>> Begin Input

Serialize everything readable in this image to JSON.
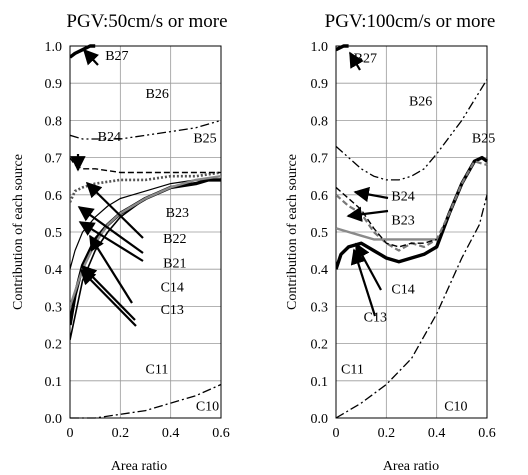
{
  "chart_data": [
    {
      "type": "line",
      "title": "PGV:50cm/s or more",
      "xlabel": "Area ratio",
      "ylabel": "Contribution of each source",
      "xlim": [
        0,
        0.6
      ],
      "ylim": [
        0,
        1.0
      ],
      "xticks": [
        "0",
        "0.2",
        "0.4",
        "0.6"
      ],
      "yticks": [
        "0.0",
        "0.1",
        "0.2",
        "0.3",
        "0.4",
        "0.5",
        "0.6",
        "0.7",
        "0.8",
        "0.9",
        "1.0"
      ],
      "grid": true,
      "series": [
        {
          "style": "dash-dot",
          "x": [
            0,
            0.1,
            0.2,
            0.3,
            0.4,
            0.5,
            0.6
          ],
          "y": [
            0.0,
            0.0,
            0.01,
            0.02,
            0.04,
            0.06,
            0.09
          ]
        },
        {
          "style": "solid",
          "x": [
            0,
            0.05,
            0.1,
            0.15,
            0.2,
            0.3,
            0.4,
            0.5,
            0.6
          ],
          "y": [
            0.21,
            0.37,
            0.45,
            0.5,
            0.54,
            0.59,
            0.62,
            0.64,
            0.64
          ]
        },
        {
          "style": "solid-bold",
          "x": [
            0,
            0.02,
            0.05,
            0.1,
            0.15,
            0.2,
            0.3,
            0.4,
            0.5,
            0.55,
            0.6
          ],
          "y": [
            0.25,
            0.33,
            0.41,
            0.48,
            0.52,
            0.55,
            0.59,
            0.62,
            0.63,
            0.64,
            0.64
          ]
        },
        {
          "style": "solid-thin",
          "x": [
            0,
            0.02,
            0.05,
            0.1,
            0.15,
            0.2,
            0.3,
            0.4,
            0.5,
            0.6
          ],
          "y": [
            0.4,
            0.45,
            0.5,
            0.54,
            0.57,
            0.59,
            0.61,
            0.63,
            0.64,
            0.65
          ]
        },
        {
          "style": "solid-gray",
          "x": [
            0,
            0.05,
            0.1,
            0.15,
            0.2,
            0.3,
            0.4,
            0.5,
            0.6
          ],
          "y": [
            0.3,
            0.4,
            0.47,
            0.52,
            0.55,
            0.59,
            0.62,
            0.64,
            0.65
          ]
        },
        {
          "style": "dotted-bold",
          "x": [
            0,
            0.02,
            0.05,
            0.1,
            0.2,
            0.3,
            0.4,
            0.5,
            0.6
          ],
          "y": [
            0.58,
            0.61,
            0.62,
            0.63,
            0.64,
            0.64,
            0.65,
            0.65,
            0.66
          ]
        },
        {
          "style": "dashed",
          "x": [
            0,
            0.02,
            0.05,
            0.1,
            0.2,
            0.3,
            0.4,
            0.5,
            0.6
          ],
          "y": [
            0.7,
            0.68,
            0.67,
            0.67,
            0.66,
            0.66,
            0.66,
            0.66,
            0.66
          ]
        },
        {
          "style": "dash-dot-dot",
          "x": [
            0,
            0.05,
            0.1,
            0.2,
            0.3,
            0.4,
            0.5,
            0.6
          ],
          "y": [
            0.76,
            0.75,
            0.75,
            0.75,
            0.76,
            0.77,
            0.78,
            0.8
          ]
        },
        {
          "style": "solid-bold",
          "x": [
            0,
            0.02,
            0.05,
            0.08,
            0.1
          ],
          "y": [
            0.97,
            0.98,
            0.99,
            1.0,
            1.0
          ]
        }
      ],
      "labels": [
        {
          "text": "B27",
          "x": 0.14,
          "y": 0.962
        },
        {
          "text": "B26",
          "x": 0.3,
          "y": 0.86
        },
        {
          "text": "B25",
          "x": 0.49,
          "y": 0.74
        },
        {
          "text": "B24",
          "x": 0.11,
          "y": 0.745
        },
        {
          "text": "B23",
          "x": 0.38,
          "y": 0.54
        },
        {
          "text": "B22",
          "x": 0.37,
          "y": 0.47
        },
        {
          "text": "B21",
          "x": 0.37,
          "y": 0.405
        },
        {
          "text": "C14",
          "x": 0.36,
          "y": 0.34
        },
        {
          "text": "C13",
          "x": 0.36,
          "y": 0.28
        },
        {
          "text": "C11",
          "x": 0.3,
          "y": 0.12
        },
        {
          "text": "C10",
          "x": 0.5,
          "y": 0.02
        }
      ]
    },
    {
      "type": "line",
      "title": "PGV:100cm/s or more",
      "xlabel": "Area ratio",
      "ylabel": "Contribution of each source",
      "xlim": [
        0,
        0.6
      ],
      "ylim": [
        0,
        1.0
      ],
      "xticks": [
        "0",
        "0.2",
        "0.4",
        "0.6"
      ],
      "yticks": [
        "0.0",
        "0.1",
        "0.2",
        "0.3",
        "0.4",
        "0.5",
        "0.6",
        "0.7",
        "0.8",
        "0.9",
        "1.0"
      ],
      "grid": true,
      "series": [
        {
          "style": "dash-dot",
          "x": [
            0,
            0.1,
            0.2,
            0.3,
            0.4,
            0.5,
            0.57,
            0.6
          ],
          "y": [
            0.0,
            0.04,
            0.09,
            0.16,
            0.28,
            0.43,
            0.52,
            0.6
          ]
        },
        {
          "style": "solid-bold",
          "x": [
            0,
            0.02,
            0.05,
            0.1,
            0.15,
            0.2,
            0.25,
            0.3,
            0.35,
            0.4,
            0.45,
            0.5,
            0.55,
            0.58,
            0.6
          ],
          "y": [
            0.4,
            0.44,
            0.46,
            0.47,
            0.45,
            0.43,
            0.42,
            0.43,
            0.44,
            0.46,
            0.55,
            0.63,
            0.69,
            0.7,
            0.69
          ]
        },
        {
          "style": "dashed-gray",
          "x": [
            0,
            0.05,
            0.1,
            0.15,
            0.2,
            0.25,
            0.3,
            0.35,
            0.4,
            0.45,
            0.5,
            0.55,
            0.6
          ],
          "y": [
            0.6,
            0.57,
            0.55,
            0.5,
            0.47,
            0.45,
            0.47,
            0.46,
            0.48,
            0.55,
            0.63,
            0.69,
            0.68
          ]
        },
        {
          "style": "solid-gray",
          "x": [
            0,
            0.05,
            0.1,
            0.15,
            0.2,
            0.25,
            0.3,
            0.35,
            0.4
          ],
          "y": [
            0.51,
            0.5,
            0.49,
            0.48,
            0.48,
            0.48,
            0.48,
            0.48,
            0.48
          ]
        },
        {
          "style": "dashed",
          "x": [
            0,
            0.05,
            0.1,
            0.15,
            0.2,
            0.25,
            0.3,
            0.35,
            0.4
          ],
          "y": [
            0.62,
            0.59,
            0.56,
            0.51,
            0.47,
            0.46,
            0.47,
            0.47,
            0.48
          ]
        },
        {
          "style": "dash-dot-dot",
          "x": [
            0,
            0.05,
            0.1,
            0.15,
            0.2,
            0.25,
            0.3,
            0.35,
            0.4,
            0.5,
            0.6
          ],
          "y": [
            0.73,
            0.7,
            0.67,
            0.65,
            0.64,
            0.64,
            0.65,
            0.67,
            0.71,
            0.8,
            0.91
          ]
        },
        {
          "style": "solid-bold",
          "x": [
            0,
            0.03,
            0.05
          ],
          "y": [
            0.99,
            1.0,
            1.0
          ]
        }
      ],
      "labels": [
        {
          "text": "B27",
          "x": 0.07,
          "y": 0.955
        },
        {
          "text": "B26",
          "x": 0.29,
          "y": 0.84
        },
        {
          "text": "B25",
          "x": 0.54,
          "y": 0.74
        },
        {
          "text": "B24",
          "x": 0.22,
          "y": 0.585
        },
        {
          "text": "B23",
          "x": 0.22,
          "y": 0.52
        },
        {
          "text": "C14",
          "x": 0.22,
          "y": 0.335
        },
        {
          "text": "C13",
          "x": 0.11,
          "y": 0.26
        },
        {
          "text": "C11",
          "x": 0.02,
          "y": 0.12
        },
        {
          "text": "C10",
          "x": 0.43,
          "y": 0.02
        }
      ]
    }
  ]
}
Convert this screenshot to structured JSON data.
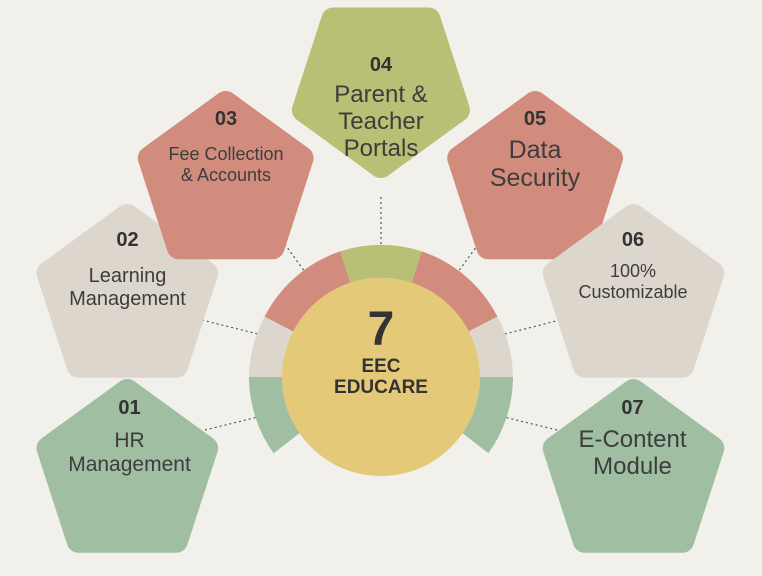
{
  "center": {
    "count": "7",
    "line1": "EEC",
    "line2": "EDUCARE"
  },
  "items": [
    {
      "num": "01",
      "line1": "HR",
      "line2": "Management",
      "color": "#9fbea2"
    },
    {
      "num": "02",
      "line1": "Learning",
      "line2": "Management",
      "color": "#ddd6cc"
    },
    {
      "num": "03",
      "line1": "Fee Collection",
      "line2": "& Accounts",
      "color": "#d18c7d"
    },
    {
      "num": "04",
      "line1": "Parent &",
      "line2": "Teacher",
      "line3": "Portals",
      "color": "#b7c074"
    },
    {
      "num": "05",
      "line1": "Data",
      "line2": "Security",
      "color": "#d18c7d"
    },
    {
      "num": "06",
      "line1": "100%",
      "line2": "Customizable",
      "color": "#ddd6cc"
    },
    {
      "num": "07",
      "line1": "E-Content",
      "line2": "Module",
      "color": "#9fbea2"
    }
  ],
  "colors": {
    "background": "#f1f0ea",
    "center": "#e3c978",
    "green": "#9fbea2",
    "beige": "#ddd6cc",
    "red": "#d18c7d",
    "olive": "#b7c074"
  }
}
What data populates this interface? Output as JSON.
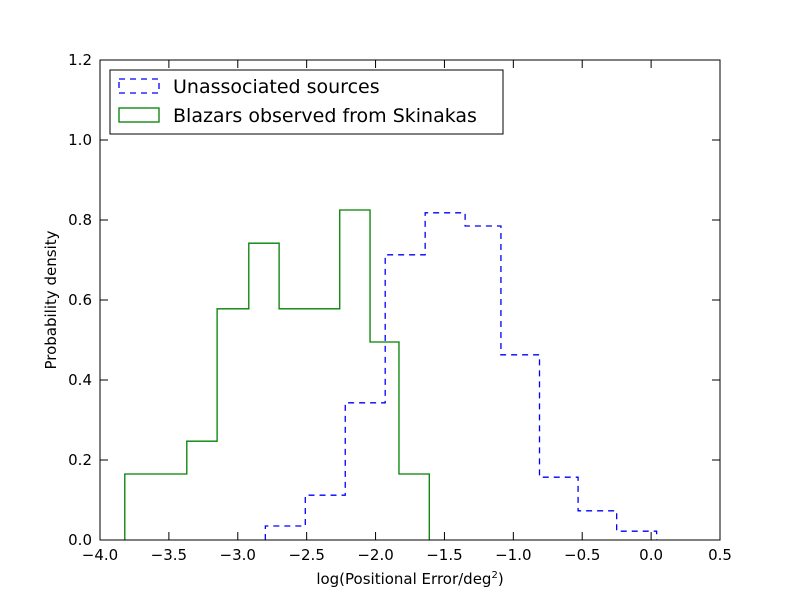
{
  "chart_data": {
    "type": "histogram",
    "title": "",
    "xlabel": "log(Positional Error/deg",
    "xlabel_superscript": "2",
    "xlabel_suffix": ")",
    "ylabel": "Probability density",
    "xlim": [
      -4.0,
      0.5
    ],
    "ylim": [
      0.0,
      1.2
    ],
    "xticks": [
      -4.0,
      -3.5,
      -3.0,
      -2.5,
      -2.0,
      -1.5,
      -1.0,
      -0.5,
      0.0,
      0.5
    ],
    "xtick_labels": [
      "−4.0",
      "−3.5",
      "−3.0",
      "−2.5",
      "−2.0",
      "−1.5",
      "−1.0",
      "−0.5",
      "0.0",
      "0.5"
    ],
    "yticks": [
      0.0,
      0.2,
      0.4,
      0.6,
      0.8,
      1.0,
      1.2
    ],
    "ytick_labels": [
      "0.0",
      "0.2",
      "0.4",
      "0.6",
      "0.8",
      "1.0",
      "1.2"
    ],
    "grid": false,
    "legend_position": "top-left",
    "series": [
      {
        "name": "Unassociated sources",
        "color": "#0000ff",
        "style": "dashed",
        "bin_edges": [
          -2.8,
          -2.51,
          -2.22,
          -1.93,
          -1.64,
          -1.35,
          -1.09,
          -0.81,
          -0.53,
          -0.25,
          0.04
        ],
        "values": [
          0.035,
          0.112,
          0.343,
          0.713,
          0.818,
          0.785,
          0.463,
          0.157,
          0.073,
          0.022
        ]
      },
      {
        "name": "Blazars observed from Skinakas",
        "color": "#008000",
        "style": "solid",
        "bin_edges": [
          -3.82,
          -3.37,
          -3.15,
          -2.92,
          -2.7,
          -2.48,
          -2.26,
          -2.04,
          -1.83,
          -1.61
        ],
        "values": [
          0.165,
          0.247,
          0.578,
          0.742,
          0.578,
          0.578,
          0.825,
          0.495,
          0.165
        ]
      }
    ]
  }
}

>> End Input

** To do **
Gather all lines with the string "JSON" from the data.

** Written response **
Serialize everything readable in this image to JSON.
Convert this screenshot to structured JSON data.
What data populates this interface? Output as JSON.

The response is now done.